--- Start ---
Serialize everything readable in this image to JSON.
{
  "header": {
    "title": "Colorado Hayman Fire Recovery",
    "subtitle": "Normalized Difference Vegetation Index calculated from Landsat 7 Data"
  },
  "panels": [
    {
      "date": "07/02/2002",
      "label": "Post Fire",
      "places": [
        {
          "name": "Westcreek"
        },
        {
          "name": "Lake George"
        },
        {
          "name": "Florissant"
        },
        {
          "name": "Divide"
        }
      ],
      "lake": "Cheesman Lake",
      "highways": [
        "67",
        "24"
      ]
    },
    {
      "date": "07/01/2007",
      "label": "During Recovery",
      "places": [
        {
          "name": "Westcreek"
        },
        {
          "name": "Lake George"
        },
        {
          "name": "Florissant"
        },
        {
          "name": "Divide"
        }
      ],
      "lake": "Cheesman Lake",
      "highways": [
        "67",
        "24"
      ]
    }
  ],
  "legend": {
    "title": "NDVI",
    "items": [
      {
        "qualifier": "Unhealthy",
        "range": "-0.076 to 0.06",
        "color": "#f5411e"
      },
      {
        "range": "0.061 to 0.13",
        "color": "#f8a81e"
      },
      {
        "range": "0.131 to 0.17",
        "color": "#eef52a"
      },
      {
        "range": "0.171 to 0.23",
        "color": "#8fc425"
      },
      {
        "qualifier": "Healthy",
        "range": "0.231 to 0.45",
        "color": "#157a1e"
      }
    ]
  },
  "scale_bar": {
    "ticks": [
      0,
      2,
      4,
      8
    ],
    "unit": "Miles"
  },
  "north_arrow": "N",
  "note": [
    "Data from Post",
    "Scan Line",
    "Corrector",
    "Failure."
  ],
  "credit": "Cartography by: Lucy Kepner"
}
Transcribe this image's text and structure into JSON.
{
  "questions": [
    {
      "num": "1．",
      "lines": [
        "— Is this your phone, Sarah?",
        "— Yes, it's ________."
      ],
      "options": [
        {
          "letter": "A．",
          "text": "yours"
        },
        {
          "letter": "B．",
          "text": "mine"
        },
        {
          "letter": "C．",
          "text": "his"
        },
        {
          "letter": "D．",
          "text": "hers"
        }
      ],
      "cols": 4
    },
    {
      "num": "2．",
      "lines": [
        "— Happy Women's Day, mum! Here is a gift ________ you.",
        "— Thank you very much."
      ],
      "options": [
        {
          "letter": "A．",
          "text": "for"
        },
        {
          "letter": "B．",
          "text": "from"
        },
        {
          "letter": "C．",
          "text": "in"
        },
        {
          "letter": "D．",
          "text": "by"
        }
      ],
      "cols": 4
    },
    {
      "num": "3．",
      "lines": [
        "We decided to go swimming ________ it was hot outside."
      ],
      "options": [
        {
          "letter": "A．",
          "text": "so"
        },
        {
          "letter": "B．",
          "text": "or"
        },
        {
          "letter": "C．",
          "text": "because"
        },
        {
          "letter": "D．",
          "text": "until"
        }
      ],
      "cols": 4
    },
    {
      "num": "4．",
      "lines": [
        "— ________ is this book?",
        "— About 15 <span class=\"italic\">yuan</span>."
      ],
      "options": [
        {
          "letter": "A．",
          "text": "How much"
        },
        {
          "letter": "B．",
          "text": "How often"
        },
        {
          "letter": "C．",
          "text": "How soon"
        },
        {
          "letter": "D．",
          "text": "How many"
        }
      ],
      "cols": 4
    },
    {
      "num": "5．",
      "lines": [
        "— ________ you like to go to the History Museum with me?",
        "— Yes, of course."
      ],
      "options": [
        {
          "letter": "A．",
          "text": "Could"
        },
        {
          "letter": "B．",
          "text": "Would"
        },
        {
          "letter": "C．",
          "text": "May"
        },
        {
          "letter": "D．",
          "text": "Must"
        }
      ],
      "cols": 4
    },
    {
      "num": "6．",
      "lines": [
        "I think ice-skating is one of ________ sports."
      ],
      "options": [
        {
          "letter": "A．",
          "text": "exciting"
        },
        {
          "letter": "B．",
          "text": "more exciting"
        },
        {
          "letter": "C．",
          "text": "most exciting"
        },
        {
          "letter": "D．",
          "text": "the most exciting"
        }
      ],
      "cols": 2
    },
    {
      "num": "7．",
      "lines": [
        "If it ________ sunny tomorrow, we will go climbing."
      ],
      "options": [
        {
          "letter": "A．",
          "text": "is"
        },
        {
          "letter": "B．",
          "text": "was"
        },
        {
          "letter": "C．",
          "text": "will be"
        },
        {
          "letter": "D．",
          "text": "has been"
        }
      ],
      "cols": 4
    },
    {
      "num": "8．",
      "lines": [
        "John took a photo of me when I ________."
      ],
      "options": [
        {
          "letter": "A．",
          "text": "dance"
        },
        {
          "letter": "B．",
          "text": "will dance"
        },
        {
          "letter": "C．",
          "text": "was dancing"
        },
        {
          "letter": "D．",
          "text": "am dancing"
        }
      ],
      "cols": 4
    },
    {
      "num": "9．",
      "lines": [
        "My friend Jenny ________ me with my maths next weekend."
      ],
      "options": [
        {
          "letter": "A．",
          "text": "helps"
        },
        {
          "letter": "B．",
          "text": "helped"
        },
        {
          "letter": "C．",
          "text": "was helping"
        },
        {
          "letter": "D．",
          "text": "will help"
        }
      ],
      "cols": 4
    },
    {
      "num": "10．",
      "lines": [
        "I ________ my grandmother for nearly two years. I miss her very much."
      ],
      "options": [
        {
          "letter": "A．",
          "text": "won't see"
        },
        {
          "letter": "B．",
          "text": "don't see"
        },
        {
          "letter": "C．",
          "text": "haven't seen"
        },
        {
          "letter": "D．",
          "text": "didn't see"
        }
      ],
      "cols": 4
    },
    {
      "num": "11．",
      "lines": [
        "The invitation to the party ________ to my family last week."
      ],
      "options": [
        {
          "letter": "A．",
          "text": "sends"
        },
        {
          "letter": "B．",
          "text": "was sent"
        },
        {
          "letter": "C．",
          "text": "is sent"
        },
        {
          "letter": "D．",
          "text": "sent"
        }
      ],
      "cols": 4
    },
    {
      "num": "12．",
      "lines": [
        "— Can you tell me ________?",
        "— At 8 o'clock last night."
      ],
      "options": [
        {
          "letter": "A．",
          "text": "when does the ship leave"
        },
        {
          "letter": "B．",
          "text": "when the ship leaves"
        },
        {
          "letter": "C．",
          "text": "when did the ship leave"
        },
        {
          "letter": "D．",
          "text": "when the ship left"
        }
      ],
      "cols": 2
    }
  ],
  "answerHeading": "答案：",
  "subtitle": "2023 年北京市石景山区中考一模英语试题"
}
--- End ---
Word for word, write out the data.

Serialize everything readable in this image to JSON.
{
  "header": {
    "title": "Colorado Hayman Fire Recovery",
    "subtitle": "Normalized Difference Vegetation Index calculated from Landsat 7 Data"
  },
  "panels": [
    {
      "date": "07/02/2002",
      "label": "Post Fire",
      "places": [
        {
          "name": "Westcreek"
        },
        {
          "name": "Lake George"
        },
        {
          "name": "Florissant"
        },
        {
          "name": "Divide"
        }
      ],
      "lake": "Cheesman Lake",
      "highways": [
        "67",
        "24"
      ]
    },
    {
      "date": "07/01/2007",
      "label": "During Recovery",
      "places": [
        {
          "name": "Westcreek"
        },
        {
          "name": "Lake George"
        },
        {
          "name": "Florissant"
        },
        {
          "name": "Divide"
        }
      ],
      "lake": "Cheesman Lake",
      "highways": [
        "67",
        "24"
      ]
    }
  ],
  "legend": {
    "title": "NDVI",
    "items": [
      {
        "qualifier": "Unhealthy",
        "range": "-0.076 to 0.06",
        "color": "#f5411e"
      },
      {
        "range": "0.061 to 0.13",
        "color": "#f8a81e"
      },
      {
        "range": "0.131 to 0.17",
        "color": "#eef52a"
      },
      {
        "range": "0.171 to 0.23",
        "color": "#8fc425"
      },
      {
        "qualifier": "Healthy",
        "range": "0.231 to 0.45",
        "color": "#157a1e"
      }
    ]
  },
  "scale_bar": {
    "ticks": [
      0,
      2,
      4,
      8
    ],
    "unit": "Miles"
  },
  "north_arrow": "N",
  "note": [
    "Data from Post",
    "Scan Line",
    "Corrector",
    "Failure."
  ],
  "credit": "Cartography by: Lucy Kepner"
}
Transcribe this image's text and structure into JSON.
{
  "questions": [
    {
      "num": "1．",
      "lines": [
        "— Is this your phone, Sarah?",
        "— Yes, it's ________."
      ],
      "options": [
        {
          "letter": "A．",
          "text": "yours"
        },
        {
          "letter": "B．",
          "text": "mine"
        },
        {
          "letter": "C．",
          "text": "his"
        },
        {
          "letter": "D．",
          "text": "hers"
        }
      ],
      "cols": 4
    },
    {
      "num": "2．",
      "lines": [
        "— Happy Women's Day, mum! Here is a gift ________ you.",
        "— Thank you very much."
      ],
      "options": [
        {
          "letter": "A．",
          "text": "for"
        },
        {
          "letter": "B．",
          "text": "from"
        },
        {
          "letter": "C．",
          "text": "in"
        },
        {
          "letter": "D．",
          "text": "by"
        }
      ],
      "cols": 4
    },
    {
      "num": "3．",
      "lines": [
        "We decided to go swimming ________ it was hot outside."
      ],
      "options": [
        {
          "letter": "A．",
          "text": "so"
        },
        {
          "letter": "B．",
          "text": "or"
        },
        {
          "letter": "C．",
          "text": "because"
        },
        {
          "letter": "D．",
          "text": "until"
        }
      ],
      "cols": 4
    },
    {
      "num": "4．",
      "lines": [
        "— ________ is this book?",
        "— About 15 <span class=\"italic\">yuan</span>."
      ],
      "options": [
        {
          "letter": "A．",
          "text": "How much"
        },
        {
          "letter": "B．",
          "text": "How often"
        },
        {
          "letter": "C．",
          "text": "How soon"
        },
        {
          "letter": "D．",
          "text": "How many"
        }
      ],
      "cols": 4
    },
    {
      "num": "5．",
      "lines": [
        "— ________ you like to go to the History Museum with me?",
        "— Yes, of course."
      ],
      "options": [
        {
          "letter": "A．",
          "text": "Could"
        },
        {
          "letter": "B．",
          "text": "Would"
        },
        {
          "letter": "C．",
          "text": "May"
        },
        {
          "letter": "D．",
          "text": "Must"
        }
      ],
      "cols": 4
    },
    {
      "num": "6．",
      "lines": [
        "I think ice-skating is one of ________ sports."
      ],
      "options": [
        {
          "letter": "A．",
          "text": "exciting"
        },
        {
          "letter": "B．",
          "text": "more exciting"
        },
        {
          "letter": "C．",
          "text": "most exciting"
        },
        {
          "letter": "D．",
          "text": "the most exciting"
        }
      ],
      "cols": 2
    },
    {
      "num": "7．",
      "lines": [
        "If it ________ sunny tomorrow, we will go climbing."
      ],
      "options": [
        {
          "letter": "A．",
          "text": "is"
        },
        {
          "letter": "B．",
          "text": "was"
        },
        {
          "letter": "C．",
          "text": "will be"
        },
        {
          "letter": "D．",
          "text": "has been"
        }
      ],
      "cols": 4
    },
    {
      "num": "8．",
      "lines": [
        "John took a photo of me when I ________."
      ],
      "options": [
        {
          "letter": "A．",
          "text": "dance"
        },
        {
          "letter": "B．",
          "text": "will dance"
        },
        {
          "letter": "C．",
          "text": "was dancing"
        },
        {
          "letter": "D．",
          "text": "am dancing"
        }
      ],
      "cols": 4
    },
    {
      "num": "9．",
      "lines": [
        "My friend Jenny ________ me with my maths next weekend."
      ],
      "options": [
        {
          "letter": "A．",
          "text": "helps"
        },
        {
          "letter": "B．",
          "text": "helped"
        },
        {
          "letter": "C．",
          "text": "was helping"
        },
        {
          "letter": "D．",
          "text": "will help"
        }
      ],
      "cols": 4
    },
    {
      "num": "10．",
      "lines": [
        "I ________ my grandmother for nearly two years. I miss her very much."
      ],
      "options": [
        {
          "letter": "A．",
          "text": "won't see"
        },
        {
          "letter": "B．",
          "text": "don't see"
        },
        {
          "letter": "C．",
          "text": "haven't seen"
        },
        {
          "letter": "D．",
          "text": "didn't see"
        }
      ],
      "cols": 4
    },
    {
      "num": "11．",
      "lines": [
        "The invitation to the party ________ to my family last week."
      ],
      "options": [
        {
          "letter": "A．",
          "text": "sends"
        },
        {
          "letter": "B．",
          "text": "was sent"
        },
        {
          "letter": "C．",
          "text": "is sent"
        },
        {
          "letter": "D．",
          "text": "sent"
        }
      ],
      "cols": 4
    },
    {
      "num": "12．",
      "lines": [
        "— Can you tell me ________?",
        "— At 8 o'clock last night."
      ],
      "options": [
        {
          "letter": "A．",
          "text": "when does the ship leave"
        },
        {
          "letter": "B．",
          "text": "when the ship leaves"
        },
        {
          "letter": "C．",
          "text": "when did the ship leave"
        },
        {
          "letter": "D．",
          "text": "when the ship left"
        }
      ],
      "cols": 2
    }
  ],
  "answerHeading": "答案：",
  "subtitle": "2023 年北京市石景山区中考一模英语试题"
}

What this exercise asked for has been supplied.